──────── Records provided

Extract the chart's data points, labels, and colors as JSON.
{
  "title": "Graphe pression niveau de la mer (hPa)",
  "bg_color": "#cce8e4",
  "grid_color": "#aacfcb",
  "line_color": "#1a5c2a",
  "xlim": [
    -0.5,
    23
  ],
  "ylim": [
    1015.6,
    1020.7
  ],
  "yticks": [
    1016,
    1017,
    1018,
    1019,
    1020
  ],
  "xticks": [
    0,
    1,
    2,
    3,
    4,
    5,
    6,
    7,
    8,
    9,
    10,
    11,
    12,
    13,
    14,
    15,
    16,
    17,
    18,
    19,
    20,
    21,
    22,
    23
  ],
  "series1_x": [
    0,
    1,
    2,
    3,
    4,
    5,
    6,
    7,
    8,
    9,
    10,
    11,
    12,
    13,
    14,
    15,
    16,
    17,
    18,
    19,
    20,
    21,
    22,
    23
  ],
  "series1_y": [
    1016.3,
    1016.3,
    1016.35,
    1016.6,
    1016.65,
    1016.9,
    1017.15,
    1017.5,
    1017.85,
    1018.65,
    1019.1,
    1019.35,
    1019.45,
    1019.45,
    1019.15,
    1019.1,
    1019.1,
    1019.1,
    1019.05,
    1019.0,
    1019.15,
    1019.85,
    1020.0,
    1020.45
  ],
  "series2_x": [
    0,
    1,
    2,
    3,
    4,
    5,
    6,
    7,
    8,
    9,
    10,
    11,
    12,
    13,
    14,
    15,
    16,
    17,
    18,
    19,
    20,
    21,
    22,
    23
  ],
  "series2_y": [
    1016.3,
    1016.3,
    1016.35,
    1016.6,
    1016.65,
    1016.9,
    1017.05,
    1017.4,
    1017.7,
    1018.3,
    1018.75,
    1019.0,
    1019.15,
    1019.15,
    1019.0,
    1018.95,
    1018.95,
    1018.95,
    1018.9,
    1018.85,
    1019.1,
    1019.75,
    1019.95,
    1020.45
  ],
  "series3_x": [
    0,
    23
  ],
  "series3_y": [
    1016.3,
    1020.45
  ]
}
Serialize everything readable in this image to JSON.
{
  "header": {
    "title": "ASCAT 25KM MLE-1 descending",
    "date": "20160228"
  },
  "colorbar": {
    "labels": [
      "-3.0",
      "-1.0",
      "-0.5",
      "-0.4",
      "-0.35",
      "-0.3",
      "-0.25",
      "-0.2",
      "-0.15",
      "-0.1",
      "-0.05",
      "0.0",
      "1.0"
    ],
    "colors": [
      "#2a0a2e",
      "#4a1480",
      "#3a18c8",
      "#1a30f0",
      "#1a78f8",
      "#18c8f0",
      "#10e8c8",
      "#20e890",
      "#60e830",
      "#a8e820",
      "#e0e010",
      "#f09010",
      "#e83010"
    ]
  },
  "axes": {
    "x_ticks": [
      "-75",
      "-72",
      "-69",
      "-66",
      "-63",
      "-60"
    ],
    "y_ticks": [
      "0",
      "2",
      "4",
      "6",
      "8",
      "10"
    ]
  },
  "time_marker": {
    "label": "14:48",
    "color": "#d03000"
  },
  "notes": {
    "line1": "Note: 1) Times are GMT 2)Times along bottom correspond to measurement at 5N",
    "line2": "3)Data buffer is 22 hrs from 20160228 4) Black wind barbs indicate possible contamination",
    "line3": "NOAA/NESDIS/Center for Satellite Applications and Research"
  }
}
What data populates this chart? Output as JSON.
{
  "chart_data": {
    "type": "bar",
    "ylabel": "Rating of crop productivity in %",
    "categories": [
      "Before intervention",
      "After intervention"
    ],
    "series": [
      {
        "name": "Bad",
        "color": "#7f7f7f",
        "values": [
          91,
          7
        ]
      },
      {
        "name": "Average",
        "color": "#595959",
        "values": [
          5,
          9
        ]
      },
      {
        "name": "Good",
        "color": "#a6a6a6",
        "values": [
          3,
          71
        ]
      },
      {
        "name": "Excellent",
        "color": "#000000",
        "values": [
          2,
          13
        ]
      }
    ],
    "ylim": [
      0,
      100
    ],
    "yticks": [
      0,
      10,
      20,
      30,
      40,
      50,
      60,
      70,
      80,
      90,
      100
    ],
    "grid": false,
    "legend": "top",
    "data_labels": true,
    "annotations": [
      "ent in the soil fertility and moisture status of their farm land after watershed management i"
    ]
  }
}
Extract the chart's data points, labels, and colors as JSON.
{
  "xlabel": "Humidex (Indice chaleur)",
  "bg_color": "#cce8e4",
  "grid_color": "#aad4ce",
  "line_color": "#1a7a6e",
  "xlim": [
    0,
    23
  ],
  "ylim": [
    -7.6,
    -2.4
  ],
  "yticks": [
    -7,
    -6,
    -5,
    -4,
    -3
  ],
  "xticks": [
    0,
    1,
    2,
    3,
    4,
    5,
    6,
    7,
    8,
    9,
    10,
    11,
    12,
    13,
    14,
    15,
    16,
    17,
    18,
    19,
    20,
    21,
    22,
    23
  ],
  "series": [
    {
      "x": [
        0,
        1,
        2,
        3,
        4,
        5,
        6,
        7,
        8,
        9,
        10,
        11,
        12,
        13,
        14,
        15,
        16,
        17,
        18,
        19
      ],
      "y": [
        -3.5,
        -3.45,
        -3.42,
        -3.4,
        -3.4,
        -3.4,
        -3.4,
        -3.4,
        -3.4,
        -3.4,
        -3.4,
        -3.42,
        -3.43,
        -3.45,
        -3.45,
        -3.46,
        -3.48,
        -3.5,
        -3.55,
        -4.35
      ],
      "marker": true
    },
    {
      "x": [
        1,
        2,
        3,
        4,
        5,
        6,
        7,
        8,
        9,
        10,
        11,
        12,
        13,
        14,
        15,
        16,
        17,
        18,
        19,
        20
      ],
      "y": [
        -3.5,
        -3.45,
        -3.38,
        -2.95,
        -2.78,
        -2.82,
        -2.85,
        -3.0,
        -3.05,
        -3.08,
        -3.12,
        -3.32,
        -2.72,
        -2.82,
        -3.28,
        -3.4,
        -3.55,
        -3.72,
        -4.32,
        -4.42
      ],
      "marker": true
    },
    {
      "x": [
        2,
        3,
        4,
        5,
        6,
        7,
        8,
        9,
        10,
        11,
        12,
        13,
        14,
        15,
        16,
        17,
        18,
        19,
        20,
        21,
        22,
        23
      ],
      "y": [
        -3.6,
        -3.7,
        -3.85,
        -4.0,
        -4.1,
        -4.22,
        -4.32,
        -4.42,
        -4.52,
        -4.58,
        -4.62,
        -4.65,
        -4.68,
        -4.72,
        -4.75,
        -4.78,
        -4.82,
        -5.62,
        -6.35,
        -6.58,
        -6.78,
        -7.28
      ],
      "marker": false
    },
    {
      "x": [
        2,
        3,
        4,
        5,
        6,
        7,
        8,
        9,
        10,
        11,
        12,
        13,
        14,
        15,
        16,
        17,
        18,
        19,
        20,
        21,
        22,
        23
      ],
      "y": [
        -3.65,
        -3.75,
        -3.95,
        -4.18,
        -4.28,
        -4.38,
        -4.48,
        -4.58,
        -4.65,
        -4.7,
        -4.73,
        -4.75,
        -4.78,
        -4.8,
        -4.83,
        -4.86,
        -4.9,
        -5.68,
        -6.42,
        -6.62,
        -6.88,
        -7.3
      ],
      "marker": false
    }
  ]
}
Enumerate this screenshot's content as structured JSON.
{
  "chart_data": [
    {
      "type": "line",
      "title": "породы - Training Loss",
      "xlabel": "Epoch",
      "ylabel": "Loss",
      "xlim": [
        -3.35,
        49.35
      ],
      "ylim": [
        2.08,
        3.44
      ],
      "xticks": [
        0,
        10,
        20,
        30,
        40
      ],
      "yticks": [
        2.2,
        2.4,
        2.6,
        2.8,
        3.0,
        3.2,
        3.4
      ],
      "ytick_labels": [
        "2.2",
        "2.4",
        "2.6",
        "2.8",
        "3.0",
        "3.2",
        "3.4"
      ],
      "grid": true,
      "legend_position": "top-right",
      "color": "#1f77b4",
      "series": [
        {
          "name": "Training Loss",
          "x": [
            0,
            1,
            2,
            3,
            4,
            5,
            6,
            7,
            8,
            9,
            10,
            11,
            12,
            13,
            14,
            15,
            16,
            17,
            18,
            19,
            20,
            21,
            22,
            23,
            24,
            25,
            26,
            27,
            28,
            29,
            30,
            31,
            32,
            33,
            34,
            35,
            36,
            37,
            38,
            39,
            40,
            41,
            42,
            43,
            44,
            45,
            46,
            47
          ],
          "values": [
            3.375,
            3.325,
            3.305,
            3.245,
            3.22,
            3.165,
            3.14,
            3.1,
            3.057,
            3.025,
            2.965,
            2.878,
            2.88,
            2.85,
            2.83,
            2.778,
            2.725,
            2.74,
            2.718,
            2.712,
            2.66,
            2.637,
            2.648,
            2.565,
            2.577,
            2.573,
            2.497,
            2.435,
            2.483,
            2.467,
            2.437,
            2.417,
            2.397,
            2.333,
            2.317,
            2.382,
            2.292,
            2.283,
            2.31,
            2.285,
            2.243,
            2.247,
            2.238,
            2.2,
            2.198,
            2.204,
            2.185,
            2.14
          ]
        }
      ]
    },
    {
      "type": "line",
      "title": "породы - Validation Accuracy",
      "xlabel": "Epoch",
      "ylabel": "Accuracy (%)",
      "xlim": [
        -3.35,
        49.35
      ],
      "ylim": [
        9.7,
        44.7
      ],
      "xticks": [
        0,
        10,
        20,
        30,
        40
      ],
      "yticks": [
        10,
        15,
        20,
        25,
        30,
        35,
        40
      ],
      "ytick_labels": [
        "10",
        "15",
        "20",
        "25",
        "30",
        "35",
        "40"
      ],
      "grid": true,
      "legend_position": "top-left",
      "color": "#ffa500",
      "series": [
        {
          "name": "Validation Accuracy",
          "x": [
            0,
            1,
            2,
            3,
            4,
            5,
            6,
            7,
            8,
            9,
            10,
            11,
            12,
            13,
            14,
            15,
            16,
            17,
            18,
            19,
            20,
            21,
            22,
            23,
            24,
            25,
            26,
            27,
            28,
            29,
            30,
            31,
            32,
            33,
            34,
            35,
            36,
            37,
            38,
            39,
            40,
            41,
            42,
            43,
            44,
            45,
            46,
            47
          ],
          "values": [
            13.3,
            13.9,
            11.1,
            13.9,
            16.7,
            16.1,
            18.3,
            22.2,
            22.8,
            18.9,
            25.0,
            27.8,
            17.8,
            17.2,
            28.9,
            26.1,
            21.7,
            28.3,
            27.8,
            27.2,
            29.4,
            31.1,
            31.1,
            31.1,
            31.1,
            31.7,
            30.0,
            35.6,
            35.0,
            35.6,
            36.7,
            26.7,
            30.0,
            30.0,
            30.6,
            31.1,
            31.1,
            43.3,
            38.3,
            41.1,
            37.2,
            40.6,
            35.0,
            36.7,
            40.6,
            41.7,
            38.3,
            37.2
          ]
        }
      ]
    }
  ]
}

────────────────

» **The problem**
Count every line above that holds the word "JSON", and state the number and nothing more.

» **Answer to the problem**
5